▶ _Data shown_:

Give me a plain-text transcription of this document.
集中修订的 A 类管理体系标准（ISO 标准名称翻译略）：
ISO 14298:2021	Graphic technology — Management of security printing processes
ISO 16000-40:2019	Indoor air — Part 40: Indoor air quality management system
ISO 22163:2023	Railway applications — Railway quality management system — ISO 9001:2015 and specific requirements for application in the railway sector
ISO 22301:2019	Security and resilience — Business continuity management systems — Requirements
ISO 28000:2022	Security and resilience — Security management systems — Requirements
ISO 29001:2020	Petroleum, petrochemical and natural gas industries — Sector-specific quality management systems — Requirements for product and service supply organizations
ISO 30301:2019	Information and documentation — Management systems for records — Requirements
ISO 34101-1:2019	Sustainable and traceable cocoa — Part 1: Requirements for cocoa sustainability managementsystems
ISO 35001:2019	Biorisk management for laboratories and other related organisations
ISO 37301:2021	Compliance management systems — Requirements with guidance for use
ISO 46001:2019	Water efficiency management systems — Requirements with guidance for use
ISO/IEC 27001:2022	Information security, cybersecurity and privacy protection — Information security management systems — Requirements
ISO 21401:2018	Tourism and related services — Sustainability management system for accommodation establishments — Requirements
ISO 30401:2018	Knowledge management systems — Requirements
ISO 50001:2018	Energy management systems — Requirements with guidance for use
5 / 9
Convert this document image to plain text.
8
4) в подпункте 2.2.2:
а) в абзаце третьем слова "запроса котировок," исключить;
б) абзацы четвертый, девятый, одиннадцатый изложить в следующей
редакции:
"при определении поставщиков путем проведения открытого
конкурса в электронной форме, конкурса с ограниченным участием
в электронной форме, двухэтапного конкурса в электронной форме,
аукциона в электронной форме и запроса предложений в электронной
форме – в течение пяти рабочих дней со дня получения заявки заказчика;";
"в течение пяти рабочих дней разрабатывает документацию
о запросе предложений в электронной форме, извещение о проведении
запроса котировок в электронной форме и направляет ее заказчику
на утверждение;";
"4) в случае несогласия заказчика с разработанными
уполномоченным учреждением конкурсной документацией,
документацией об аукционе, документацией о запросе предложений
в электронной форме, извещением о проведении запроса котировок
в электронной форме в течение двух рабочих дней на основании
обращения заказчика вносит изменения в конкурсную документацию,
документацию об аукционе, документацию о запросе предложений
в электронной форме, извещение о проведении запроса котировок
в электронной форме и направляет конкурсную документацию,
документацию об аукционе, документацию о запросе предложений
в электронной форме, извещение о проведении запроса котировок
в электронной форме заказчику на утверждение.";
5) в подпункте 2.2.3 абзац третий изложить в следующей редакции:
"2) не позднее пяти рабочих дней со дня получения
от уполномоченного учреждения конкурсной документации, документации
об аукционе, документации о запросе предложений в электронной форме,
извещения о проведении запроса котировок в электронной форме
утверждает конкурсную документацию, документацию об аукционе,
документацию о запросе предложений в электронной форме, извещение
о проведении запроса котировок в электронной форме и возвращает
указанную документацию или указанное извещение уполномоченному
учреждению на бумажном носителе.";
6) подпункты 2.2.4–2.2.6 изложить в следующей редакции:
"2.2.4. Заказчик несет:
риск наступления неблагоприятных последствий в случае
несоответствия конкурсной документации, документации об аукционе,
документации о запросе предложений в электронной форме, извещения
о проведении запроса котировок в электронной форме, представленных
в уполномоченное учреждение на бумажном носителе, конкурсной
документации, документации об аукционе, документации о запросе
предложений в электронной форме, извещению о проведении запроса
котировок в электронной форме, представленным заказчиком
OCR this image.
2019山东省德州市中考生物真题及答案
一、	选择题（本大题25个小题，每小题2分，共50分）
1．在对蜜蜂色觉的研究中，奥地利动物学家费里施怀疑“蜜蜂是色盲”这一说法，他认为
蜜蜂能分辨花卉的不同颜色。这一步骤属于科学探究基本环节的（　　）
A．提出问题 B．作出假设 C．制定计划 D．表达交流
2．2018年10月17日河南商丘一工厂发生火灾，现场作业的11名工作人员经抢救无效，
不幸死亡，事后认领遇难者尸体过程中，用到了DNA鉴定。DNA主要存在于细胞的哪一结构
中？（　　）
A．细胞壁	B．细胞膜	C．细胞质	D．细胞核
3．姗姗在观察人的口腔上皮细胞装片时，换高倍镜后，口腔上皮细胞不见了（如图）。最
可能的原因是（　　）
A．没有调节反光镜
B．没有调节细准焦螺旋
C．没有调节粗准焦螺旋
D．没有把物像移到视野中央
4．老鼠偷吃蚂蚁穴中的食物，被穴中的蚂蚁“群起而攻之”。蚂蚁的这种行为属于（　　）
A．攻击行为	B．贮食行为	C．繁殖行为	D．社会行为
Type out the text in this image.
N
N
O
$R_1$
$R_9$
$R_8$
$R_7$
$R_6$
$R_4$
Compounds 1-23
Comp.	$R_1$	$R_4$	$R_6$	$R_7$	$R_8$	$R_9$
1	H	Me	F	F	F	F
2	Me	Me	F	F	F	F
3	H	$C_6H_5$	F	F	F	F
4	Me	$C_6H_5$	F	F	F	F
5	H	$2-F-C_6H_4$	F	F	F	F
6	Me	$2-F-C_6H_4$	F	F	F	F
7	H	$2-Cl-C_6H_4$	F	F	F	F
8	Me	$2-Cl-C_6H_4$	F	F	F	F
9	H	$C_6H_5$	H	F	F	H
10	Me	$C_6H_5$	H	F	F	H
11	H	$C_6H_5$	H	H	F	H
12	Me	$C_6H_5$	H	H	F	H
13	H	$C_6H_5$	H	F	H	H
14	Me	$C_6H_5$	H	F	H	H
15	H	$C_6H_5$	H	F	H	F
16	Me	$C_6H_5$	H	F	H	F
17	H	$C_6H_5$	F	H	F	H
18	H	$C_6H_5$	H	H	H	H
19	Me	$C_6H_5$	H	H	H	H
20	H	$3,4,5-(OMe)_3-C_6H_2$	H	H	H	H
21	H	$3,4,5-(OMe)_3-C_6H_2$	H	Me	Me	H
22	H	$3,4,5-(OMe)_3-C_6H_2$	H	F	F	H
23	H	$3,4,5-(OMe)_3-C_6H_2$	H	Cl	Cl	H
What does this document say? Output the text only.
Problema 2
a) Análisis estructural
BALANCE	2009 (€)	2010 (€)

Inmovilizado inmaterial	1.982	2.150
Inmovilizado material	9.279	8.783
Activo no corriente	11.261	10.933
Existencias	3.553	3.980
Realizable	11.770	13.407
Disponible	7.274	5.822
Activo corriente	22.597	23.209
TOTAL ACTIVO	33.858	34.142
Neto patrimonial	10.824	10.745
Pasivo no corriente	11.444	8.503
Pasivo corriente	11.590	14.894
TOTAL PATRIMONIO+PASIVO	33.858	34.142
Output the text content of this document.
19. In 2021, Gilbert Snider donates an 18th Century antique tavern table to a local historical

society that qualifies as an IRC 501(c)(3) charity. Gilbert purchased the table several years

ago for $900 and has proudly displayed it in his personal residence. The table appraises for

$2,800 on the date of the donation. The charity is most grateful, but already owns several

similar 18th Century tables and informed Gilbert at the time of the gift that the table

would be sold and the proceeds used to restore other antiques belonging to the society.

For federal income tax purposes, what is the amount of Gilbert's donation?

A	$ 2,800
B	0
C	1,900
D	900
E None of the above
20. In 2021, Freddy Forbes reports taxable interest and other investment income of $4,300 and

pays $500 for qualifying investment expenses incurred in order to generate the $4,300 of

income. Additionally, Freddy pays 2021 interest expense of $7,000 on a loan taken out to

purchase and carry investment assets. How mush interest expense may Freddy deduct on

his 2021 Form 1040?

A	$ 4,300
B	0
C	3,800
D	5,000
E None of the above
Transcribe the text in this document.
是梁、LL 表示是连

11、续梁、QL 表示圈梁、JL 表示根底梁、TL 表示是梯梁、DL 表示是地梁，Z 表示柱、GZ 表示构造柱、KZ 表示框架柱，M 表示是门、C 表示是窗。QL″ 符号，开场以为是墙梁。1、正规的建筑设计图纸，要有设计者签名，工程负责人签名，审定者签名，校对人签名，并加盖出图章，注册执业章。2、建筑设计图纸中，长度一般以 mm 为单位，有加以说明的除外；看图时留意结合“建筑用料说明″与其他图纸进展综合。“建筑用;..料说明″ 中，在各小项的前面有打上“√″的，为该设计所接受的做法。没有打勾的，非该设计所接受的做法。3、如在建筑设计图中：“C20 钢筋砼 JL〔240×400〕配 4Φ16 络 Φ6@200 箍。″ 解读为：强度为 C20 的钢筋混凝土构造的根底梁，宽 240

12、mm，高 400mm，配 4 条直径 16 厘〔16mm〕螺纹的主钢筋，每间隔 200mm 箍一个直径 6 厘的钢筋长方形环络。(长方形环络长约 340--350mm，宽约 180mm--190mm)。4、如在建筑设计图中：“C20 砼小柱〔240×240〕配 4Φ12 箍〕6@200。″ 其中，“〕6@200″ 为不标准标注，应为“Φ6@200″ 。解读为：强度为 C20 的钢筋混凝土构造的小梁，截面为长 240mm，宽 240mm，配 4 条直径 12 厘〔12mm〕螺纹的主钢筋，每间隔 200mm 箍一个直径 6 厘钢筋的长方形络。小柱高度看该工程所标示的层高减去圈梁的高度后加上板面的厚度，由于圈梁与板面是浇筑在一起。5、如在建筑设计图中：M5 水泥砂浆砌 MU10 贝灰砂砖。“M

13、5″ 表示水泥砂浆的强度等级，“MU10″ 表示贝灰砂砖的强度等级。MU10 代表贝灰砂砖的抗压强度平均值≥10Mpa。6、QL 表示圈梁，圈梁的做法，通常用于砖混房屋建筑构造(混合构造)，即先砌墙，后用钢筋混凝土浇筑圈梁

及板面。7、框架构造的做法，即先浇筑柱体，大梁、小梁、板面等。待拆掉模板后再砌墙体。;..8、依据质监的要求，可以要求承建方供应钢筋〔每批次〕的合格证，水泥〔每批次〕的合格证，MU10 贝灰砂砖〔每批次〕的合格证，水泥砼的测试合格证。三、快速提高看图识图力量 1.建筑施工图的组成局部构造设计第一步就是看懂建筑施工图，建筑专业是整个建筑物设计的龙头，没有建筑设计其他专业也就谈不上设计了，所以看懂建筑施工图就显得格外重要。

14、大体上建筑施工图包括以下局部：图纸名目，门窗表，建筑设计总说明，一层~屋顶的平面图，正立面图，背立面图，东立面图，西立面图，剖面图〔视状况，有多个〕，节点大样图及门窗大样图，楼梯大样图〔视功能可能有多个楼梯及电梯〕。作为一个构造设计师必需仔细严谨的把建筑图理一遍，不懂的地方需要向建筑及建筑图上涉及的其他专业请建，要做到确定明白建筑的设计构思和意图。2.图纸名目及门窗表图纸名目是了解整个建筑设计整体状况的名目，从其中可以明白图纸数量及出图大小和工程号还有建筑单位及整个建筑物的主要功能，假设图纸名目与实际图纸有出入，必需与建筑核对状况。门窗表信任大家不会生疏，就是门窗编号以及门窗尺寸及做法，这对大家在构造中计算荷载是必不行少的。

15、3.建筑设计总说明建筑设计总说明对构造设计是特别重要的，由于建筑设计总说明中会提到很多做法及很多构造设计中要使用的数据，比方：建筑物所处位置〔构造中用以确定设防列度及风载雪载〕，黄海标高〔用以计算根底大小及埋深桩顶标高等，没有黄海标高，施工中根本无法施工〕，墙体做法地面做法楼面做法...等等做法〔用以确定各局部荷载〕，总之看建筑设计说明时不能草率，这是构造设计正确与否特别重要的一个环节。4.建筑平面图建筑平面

▶ _Job_: Of all the lines above, how many contain the word "Part"? Answer with only the number.

▶ _Written reply_: 2